[WRITTEN INSTRUCTION]:
Select from the data all lines with the word "type".

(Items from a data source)
** START **
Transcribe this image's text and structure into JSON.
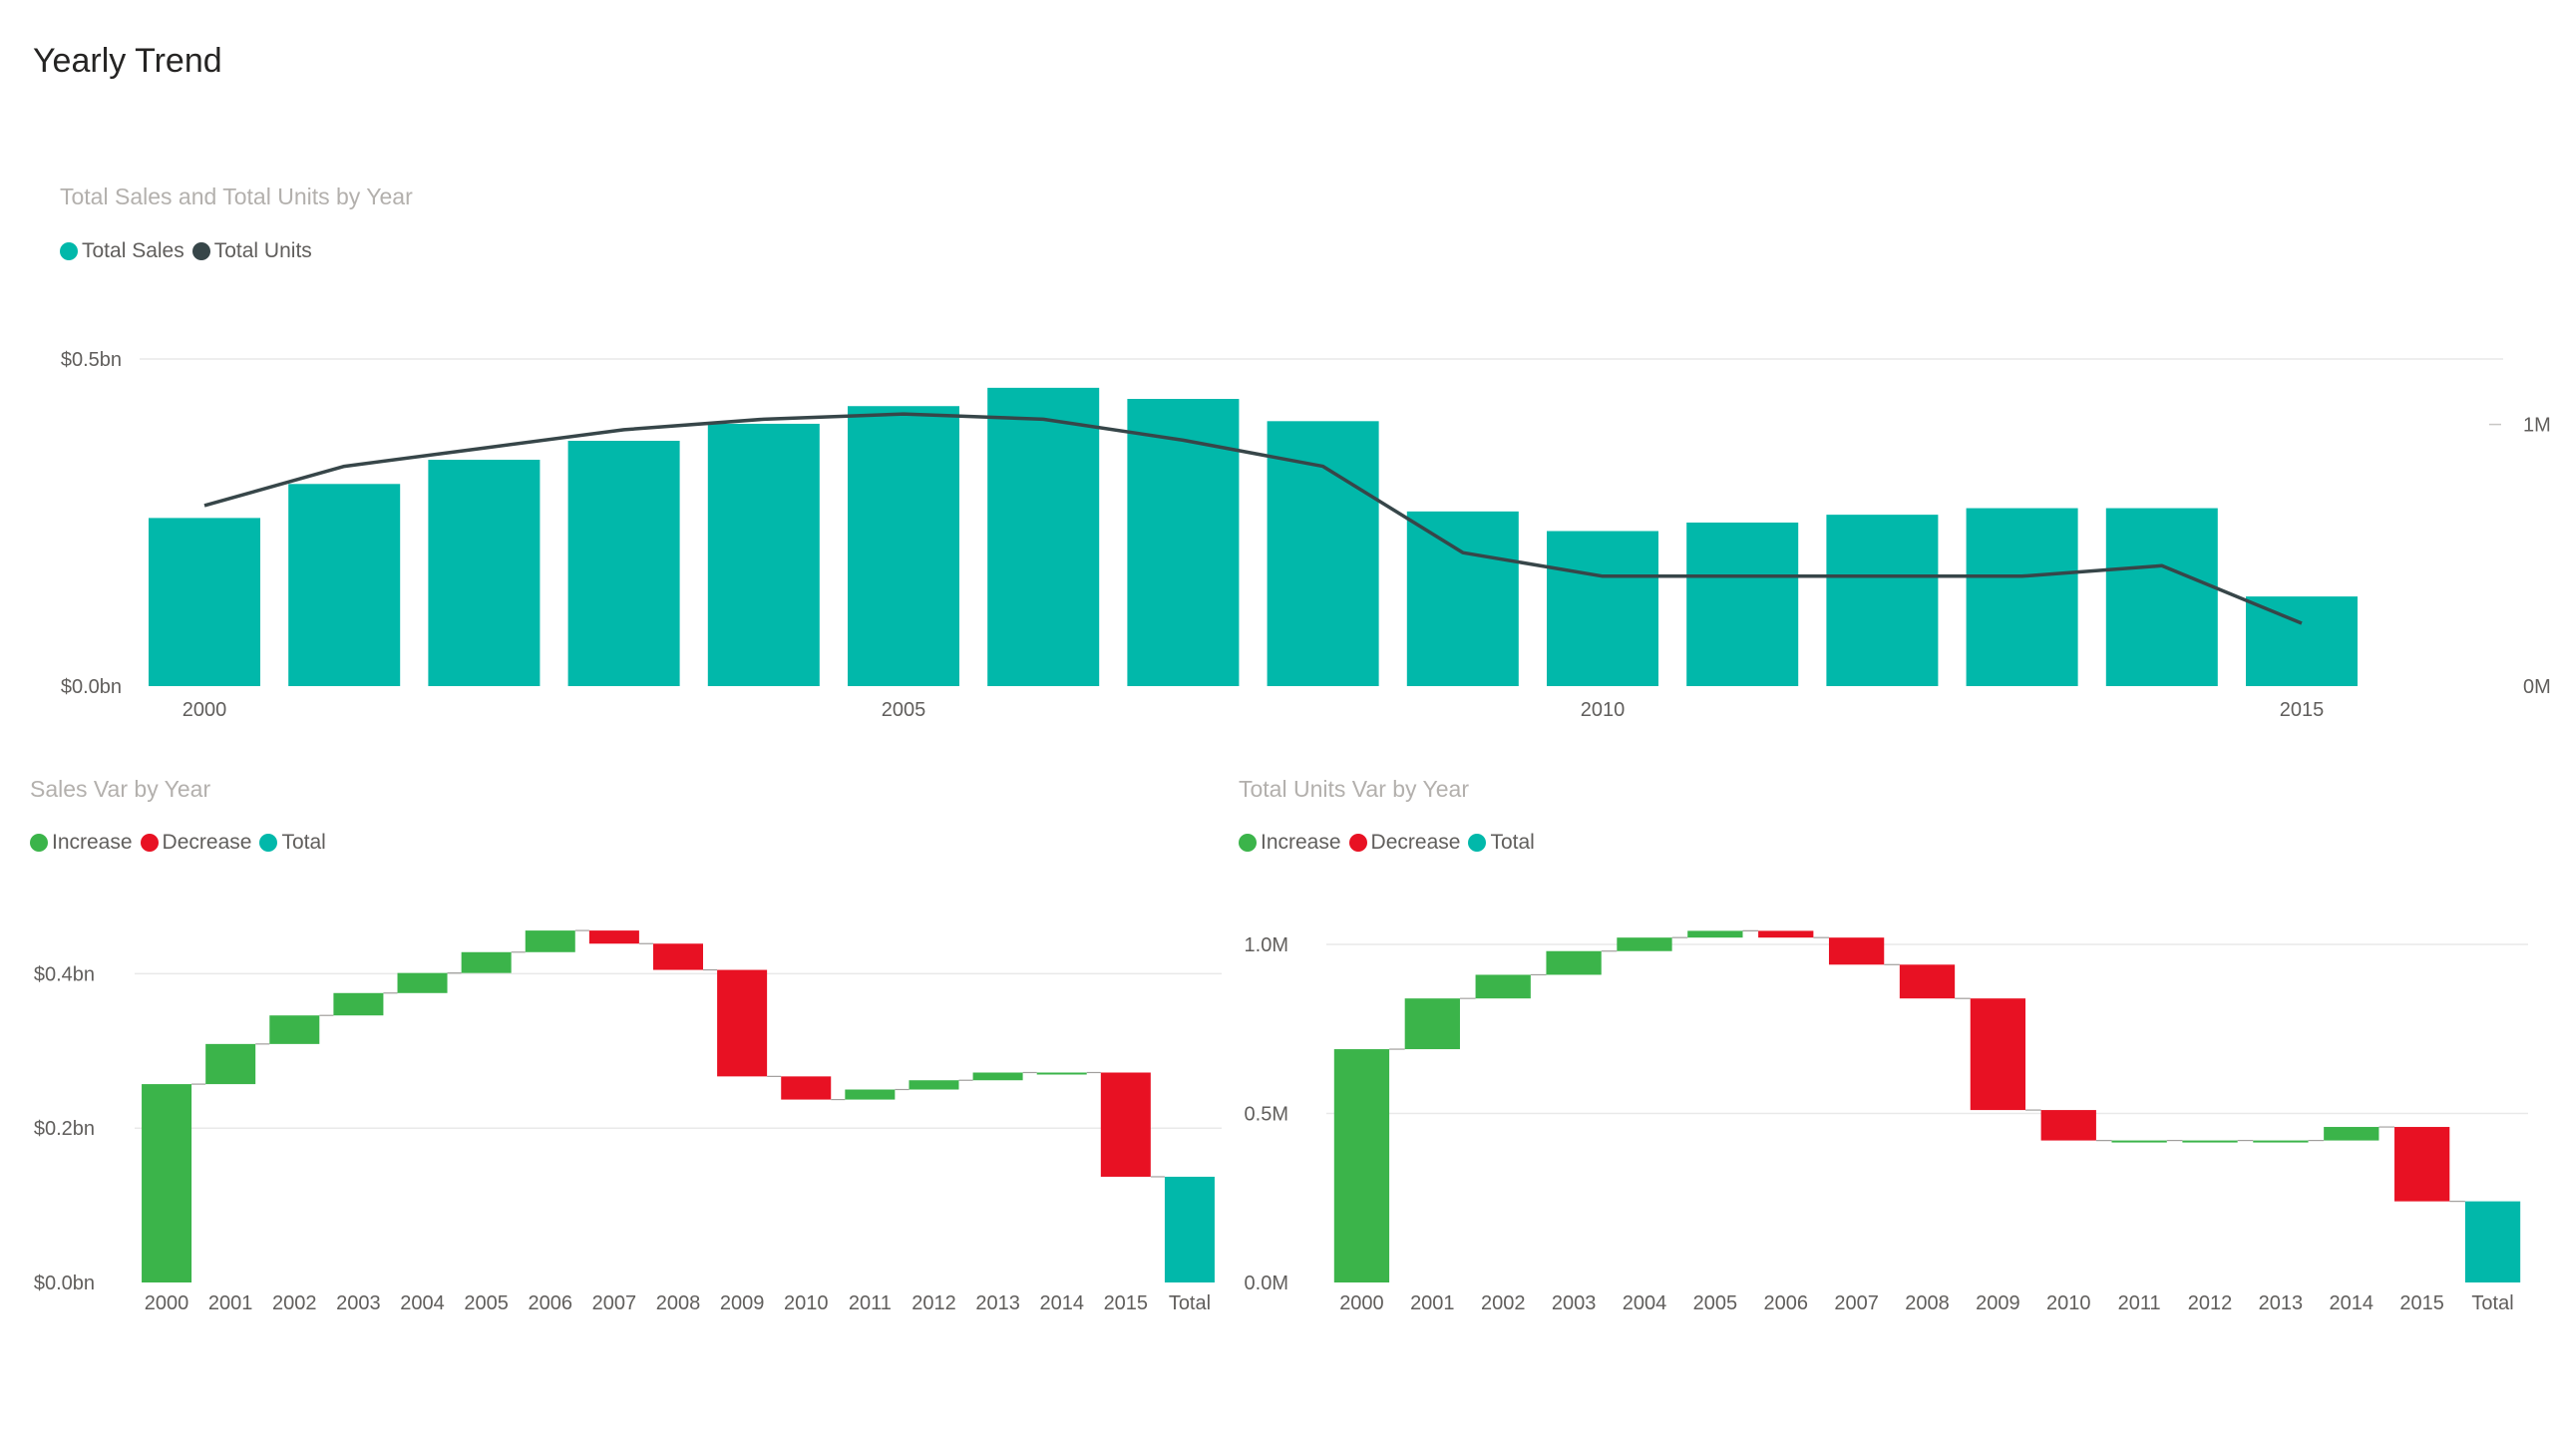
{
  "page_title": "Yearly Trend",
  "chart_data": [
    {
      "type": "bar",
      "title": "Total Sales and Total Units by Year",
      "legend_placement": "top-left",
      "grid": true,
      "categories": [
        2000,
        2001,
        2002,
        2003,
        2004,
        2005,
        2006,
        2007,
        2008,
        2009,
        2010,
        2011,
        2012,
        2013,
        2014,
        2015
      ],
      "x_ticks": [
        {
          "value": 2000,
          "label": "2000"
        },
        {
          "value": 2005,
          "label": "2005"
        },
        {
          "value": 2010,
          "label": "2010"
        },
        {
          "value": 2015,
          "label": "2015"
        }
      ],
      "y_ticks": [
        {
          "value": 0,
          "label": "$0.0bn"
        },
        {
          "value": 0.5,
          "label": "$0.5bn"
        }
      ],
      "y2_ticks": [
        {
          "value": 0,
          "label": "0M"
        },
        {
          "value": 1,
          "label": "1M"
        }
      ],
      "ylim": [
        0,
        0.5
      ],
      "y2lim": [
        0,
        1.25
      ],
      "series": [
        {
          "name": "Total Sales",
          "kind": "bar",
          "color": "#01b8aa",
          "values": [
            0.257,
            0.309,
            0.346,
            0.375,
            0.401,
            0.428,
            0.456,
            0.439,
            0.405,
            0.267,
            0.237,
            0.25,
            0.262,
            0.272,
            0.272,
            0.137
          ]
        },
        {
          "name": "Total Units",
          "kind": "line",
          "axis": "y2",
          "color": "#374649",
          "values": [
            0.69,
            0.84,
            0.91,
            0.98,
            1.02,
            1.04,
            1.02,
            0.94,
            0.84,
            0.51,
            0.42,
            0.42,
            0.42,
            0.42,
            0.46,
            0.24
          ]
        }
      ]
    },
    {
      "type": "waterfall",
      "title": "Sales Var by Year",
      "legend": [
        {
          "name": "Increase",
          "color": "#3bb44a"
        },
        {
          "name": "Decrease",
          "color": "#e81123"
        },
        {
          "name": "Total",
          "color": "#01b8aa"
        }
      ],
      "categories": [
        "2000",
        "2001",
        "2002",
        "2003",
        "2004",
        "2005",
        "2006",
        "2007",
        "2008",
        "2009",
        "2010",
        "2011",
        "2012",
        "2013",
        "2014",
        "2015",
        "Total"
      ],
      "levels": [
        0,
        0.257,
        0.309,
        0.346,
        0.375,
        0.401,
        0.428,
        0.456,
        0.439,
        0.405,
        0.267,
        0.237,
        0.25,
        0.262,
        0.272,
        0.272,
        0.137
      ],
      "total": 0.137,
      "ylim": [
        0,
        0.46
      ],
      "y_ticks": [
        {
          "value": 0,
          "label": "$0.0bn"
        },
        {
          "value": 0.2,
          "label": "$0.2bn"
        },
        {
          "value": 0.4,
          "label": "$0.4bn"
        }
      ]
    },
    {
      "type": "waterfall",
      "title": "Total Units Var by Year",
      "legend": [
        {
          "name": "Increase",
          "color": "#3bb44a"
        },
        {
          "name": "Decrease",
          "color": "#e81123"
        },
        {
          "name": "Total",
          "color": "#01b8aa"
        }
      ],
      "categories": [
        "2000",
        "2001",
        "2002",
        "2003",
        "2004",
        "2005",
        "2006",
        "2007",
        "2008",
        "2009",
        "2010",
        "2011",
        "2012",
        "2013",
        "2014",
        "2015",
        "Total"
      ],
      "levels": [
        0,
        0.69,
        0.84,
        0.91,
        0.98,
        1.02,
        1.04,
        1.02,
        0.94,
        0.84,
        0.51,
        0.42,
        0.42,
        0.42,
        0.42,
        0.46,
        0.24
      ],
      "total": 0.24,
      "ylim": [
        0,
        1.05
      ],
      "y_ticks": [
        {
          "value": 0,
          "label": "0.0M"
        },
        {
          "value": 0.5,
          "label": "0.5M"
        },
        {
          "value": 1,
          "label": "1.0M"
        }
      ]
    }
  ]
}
** END **
** START **
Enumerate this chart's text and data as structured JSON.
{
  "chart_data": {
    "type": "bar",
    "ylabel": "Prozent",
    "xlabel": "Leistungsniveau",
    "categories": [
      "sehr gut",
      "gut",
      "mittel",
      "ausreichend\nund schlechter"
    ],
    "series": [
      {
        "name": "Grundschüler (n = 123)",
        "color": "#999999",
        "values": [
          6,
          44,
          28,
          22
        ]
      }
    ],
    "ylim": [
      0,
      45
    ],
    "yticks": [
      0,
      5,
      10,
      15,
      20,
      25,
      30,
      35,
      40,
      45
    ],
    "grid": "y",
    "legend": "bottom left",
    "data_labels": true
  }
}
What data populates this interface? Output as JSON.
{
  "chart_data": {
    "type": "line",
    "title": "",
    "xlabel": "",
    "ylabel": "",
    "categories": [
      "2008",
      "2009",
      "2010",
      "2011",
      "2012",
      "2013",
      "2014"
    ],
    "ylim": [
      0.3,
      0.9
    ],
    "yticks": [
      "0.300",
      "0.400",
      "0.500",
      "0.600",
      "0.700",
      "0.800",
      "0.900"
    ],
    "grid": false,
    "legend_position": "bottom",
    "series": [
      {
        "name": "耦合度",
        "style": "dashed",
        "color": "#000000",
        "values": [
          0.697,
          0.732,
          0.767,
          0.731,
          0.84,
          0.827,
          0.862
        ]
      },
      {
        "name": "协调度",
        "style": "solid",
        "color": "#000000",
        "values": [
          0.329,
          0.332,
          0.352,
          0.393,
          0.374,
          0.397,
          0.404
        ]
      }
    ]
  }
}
** END **
[RESULT FOR THIS EXERCISE]:
      "type": "bar",
      "type": "waterfall",
      "type": "waterfall",
    "type": "bar",
    "type": "line",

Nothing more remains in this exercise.